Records
________________
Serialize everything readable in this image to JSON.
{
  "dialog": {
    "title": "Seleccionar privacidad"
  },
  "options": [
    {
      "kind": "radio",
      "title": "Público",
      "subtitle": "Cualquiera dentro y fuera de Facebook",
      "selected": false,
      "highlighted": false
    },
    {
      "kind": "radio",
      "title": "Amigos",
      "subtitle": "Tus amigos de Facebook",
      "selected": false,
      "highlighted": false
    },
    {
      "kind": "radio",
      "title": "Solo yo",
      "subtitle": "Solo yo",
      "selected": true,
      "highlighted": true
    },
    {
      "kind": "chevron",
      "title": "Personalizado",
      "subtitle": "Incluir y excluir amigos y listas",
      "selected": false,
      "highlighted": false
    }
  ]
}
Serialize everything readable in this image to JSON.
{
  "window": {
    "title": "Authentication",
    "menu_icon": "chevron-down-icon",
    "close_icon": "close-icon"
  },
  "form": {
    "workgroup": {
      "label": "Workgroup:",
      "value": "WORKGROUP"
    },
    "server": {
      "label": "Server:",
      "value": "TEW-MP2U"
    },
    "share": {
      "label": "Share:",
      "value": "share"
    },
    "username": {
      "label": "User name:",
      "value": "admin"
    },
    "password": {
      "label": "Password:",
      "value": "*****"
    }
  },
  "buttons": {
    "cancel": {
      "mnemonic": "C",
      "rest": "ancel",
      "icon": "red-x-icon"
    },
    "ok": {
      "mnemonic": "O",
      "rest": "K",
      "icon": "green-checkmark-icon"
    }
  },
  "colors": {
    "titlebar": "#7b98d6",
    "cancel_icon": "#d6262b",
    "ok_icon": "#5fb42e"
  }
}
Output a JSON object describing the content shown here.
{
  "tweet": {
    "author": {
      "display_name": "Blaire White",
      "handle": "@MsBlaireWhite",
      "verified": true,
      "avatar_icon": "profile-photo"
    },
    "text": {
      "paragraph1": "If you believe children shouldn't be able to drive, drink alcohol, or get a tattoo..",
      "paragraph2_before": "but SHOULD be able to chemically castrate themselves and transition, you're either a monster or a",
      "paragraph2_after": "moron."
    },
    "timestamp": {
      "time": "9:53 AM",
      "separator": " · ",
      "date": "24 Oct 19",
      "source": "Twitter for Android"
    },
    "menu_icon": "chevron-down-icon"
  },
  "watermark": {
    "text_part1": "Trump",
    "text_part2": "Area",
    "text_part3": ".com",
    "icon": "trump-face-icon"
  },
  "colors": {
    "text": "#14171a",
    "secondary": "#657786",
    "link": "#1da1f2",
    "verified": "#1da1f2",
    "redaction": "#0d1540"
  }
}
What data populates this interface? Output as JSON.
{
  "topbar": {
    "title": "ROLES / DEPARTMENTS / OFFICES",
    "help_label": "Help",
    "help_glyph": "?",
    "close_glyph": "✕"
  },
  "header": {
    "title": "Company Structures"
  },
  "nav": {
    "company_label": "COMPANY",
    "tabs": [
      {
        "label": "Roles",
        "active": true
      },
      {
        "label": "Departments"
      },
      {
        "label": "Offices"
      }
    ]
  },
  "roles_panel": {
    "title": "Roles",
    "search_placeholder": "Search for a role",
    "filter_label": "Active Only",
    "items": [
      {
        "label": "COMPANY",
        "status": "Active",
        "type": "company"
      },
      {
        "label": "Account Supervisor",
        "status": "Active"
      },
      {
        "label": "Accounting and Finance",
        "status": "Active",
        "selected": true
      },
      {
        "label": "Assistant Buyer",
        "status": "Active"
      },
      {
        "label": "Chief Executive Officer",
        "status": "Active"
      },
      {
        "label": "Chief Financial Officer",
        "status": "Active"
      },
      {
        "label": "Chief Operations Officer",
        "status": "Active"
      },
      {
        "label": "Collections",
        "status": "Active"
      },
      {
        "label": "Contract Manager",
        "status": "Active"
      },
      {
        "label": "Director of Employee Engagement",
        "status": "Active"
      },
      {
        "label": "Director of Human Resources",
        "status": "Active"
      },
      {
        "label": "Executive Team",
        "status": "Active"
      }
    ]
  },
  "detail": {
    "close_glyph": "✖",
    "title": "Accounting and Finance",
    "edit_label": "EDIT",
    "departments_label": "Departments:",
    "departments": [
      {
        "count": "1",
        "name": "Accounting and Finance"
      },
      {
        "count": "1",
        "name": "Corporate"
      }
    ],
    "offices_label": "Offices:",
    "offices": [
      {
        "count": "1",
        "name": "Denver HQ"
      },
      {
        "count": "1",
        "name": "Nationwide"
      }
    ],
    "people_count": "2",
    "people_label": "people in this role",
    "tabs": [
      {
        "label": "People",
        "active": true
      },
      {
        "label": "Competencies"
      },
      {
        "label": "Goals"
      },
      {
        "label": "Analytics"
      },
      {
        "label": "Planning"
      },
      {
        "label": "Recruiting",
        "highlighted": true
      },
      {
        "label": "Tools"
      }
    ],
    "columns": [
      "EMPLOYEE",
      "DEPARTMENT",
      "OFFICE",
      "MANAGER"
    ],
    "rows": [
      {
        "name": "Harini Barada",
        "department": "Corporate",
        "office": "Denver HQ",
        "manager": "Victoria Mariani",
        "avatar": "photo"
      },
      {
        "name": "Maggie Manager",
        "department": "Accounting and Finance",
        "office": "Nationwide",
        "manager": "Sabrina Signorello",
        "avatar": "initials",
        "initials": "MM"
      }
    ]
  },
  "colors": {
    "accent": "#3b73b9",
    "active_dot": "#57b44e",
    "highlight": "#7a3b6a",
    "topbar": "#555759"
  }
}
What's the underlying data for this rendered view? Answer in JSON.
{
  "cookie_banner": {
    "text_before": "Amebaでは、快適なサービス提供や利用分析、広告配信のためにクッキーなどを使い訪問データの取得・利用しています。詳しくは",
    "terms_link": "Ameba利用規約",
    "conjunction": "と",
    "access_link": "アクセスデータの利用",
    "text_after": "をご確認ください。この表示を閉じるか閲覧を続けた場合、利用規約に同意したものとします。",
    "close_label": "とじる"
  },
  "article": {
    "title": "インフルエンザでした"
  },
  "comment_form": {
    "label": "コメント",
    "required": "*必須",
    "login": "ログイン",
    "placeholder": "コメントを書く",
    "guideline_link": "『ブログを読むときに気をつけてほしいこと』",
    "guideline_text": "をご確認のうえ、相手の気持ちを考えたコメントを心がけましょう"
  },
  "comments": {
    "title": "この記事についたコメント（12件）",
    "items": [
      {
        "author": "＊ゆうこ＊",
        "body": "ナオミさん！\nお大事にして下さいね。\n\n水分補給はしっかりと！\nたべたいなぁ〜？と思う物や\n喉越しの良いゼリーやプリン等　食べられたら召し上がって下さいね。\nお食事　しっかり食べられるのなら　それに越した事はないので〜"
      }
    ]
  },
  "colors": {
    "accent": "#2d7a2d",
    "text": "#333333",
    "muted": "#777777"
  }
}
________________
Look through the data above. Each line containing the word "What" needs to be copied.

Task answer:
What data populates this interface? Output as JSON.
What's the underlying data for this rendered view? Answer in JSON.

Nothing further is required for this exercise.